-- YOUR GOAL --
Show every line of the records below that contains the word "into".

-- RECORDS --
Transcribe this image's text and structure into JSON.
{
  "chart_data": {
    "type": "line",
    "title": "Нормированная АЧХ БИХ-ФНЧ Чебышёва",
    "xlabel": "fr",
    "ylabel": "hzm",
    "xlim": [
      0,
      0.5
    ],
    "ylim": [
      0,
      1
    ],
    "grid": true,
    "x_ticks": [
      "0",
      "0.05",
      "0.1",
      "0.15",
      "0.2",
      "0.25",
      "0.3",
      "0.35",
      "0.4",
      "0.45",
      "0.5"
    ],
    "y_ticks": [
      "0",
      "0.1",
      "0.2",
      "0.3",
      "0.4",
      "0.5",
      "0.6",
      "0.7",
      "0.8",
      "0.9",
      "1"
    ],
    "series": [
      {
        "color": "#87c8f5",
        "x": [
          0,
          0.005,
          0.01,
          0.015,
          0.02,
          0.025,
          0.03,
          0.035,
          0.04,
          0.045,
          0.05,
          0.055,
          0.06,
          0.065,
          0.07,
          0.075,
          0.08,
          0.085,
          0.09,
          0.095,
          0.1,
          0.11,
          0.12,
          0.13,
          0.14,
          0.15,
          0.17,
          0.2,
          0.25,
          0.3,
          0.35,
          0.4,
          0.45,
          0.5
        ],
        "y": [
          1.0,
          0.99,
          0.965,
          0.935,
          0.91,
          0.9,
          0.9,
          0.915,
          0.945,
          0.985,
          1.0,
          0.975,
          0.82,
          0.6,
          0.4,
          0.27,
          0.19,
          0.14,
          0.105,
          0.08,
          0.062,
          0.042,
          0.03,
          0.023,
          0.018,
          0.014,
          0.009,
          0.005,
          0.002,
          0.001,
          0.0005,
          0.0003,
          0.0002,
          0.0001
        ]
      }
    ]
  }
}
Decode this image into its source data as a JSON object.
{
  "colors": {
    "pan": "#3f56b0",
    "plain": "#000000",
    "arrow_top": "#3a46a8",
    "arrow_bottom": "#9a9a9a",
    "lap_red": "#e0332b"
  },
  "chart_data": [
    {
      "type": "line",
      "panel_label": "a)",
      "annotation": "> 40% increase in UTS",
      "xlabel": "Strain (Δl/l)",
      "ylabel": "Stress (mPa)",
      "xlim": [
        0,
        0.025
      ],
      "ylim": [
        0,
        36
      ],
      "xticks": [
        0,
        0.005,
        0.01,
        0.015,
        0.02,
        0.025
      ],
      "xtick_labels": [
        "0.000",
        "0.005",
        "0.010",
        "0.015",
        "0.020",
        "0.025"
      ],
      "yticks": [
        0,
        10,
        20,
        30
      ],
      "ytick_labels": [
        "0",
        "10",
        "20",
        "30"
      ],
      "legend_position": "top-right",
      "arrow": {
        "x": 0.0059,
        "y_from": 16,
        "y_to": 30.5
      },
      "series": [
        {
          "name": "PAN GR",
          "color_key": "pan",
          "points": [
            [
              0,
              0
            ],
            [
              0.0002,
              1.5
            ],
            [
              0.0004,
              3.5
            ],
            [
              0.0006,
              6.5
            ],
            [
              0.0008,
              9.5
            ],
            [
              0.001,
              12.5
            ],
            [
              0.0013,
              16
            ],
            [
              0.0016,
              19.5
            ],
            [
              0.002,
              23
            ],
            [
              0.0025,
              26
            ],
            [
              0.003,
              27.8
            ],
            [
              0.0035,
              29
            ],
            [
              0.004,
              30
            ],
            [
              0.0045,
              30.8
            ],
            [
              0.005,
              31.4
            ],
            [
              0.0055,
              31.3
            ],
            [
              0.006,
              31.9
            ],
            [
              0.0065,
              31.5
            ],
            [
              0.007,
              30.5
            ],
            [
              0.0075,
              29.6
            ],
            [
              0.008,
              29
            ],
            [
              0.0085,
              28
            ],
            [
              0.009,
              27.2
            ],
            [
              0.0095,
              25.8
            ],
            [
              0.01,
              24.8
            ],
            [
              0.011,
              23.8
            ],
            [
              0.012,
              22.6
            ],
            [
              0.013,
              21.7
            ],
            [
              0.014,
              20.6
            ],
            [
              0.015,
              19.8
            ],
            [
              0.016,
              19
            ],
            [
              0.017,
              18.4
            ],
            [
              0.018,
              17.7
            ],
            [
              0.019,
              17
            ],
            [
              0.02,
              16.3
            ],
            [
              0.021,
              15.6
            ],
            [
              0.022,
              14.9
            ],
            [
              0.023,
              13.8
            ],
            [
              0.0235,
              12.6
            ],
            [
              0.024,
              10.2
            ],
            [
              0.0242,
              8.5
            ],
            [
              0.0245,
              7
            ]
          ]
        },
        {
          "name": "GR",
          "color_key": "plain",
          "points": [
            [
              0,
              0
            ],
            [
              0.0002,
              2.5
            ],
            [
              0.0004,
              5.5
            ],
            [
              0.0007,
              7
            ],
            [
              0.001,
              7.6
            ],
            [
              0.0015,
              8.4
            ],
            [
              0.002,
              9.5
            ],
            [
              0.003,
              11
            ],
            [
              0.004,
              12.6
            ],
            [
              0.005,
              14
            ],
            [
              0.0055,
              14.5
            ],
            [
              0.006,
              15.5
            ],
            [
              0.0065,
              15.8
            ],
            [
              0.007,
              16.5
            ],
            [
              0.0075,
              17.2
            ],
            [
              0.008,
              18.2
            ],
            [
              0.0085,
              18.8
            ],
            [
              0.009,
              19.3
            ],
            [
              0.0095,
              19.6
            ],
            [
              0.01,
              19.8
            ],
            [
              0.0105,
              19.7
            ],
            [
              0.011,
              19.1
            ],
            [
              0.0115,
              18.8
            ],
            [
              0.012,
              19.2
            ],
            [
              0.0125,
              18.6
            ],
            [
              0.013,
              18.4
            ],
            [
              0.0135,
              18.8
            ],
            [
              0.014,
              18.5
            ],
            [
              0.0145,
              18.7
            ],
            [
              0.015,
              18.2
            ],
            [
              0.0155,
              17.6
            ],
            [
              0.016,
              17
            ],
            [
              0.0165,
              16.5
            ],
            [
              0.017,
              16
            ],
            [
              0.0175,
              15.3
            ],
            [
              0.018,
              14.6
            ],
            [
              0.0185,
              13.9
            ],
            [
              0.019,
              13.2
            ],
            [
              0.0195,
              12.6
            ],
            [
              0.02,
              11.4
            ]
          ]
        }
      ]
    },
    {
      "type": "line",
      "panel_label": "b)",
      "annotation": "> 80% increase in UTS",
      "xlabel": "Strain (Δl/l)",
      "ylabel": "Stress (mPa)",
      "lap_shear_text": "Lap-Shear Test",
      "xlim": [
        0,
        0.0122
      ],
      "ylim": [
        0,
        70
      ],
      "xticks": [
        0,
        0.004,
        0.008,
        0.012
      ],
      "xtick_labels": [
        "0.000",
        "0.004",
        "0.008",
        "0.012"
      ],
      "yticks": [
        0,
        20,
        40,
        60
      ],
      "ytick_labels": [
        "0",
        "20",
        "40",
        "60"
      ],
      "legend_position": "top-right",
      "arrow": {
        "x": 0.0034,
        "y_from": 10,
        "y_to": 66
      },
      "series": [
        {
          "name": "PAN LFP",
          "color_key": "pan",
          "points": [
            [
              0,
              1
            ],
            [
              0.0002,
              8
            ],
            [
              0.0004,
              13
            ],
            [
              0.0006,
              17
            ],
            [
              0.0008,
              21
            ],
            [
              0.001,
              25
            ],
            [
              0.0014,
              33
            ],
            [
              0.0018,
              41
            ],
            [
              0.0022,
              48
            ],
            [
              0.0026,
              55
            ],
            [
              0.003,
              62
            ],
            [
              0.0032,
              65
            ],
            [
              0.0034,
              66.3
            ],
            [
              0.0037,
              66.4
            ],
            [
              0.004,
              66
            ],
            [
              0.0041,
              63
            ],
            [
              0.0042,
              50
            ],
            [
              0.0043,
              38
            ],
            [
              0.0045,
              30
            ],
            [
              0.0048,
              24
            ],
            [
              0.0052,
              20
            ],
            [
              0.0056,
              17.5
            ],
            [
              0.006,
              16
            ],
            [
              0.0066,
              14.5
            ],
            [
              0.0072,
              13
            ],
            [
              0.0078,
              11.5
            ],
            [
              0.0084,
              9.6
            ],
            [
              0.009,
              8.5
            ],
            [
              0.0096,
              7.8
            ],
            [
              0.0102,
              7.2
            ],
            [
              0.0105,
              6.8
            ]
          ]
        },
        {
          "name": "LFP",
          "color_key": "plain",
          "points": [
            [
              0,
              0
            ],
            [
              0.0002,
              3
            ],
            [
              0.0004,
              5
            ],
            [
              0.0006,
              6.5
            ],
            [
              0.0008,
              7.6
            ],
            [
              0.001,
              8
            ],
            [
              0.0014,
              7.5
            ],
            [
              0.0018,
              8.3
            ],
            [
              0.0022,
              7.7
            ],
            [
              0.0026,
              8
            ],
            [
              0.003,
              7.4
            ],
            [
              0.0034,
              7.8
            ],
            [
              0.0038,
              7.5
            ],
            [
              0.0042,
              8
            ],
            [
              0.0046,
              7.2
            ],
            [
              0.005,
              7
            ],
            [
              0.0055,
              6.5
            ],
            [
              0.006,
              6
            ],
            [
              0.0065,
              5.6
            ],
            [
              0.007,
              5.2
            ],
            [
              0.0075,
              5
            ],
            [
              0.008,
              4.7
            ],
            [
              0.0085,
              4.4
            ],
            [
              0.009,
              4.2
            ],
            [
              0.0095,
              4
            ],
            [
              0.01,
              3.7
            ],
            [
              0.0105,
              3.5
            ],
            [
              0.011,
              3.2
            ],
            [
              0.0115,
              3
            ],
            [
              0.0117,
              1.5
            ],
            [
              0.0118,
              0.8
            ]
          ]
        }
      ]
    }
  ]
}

-- FULL SOLUTION --
Transcribe this image's text and structure into JSON.
Decode this image into its source data as a JSON object.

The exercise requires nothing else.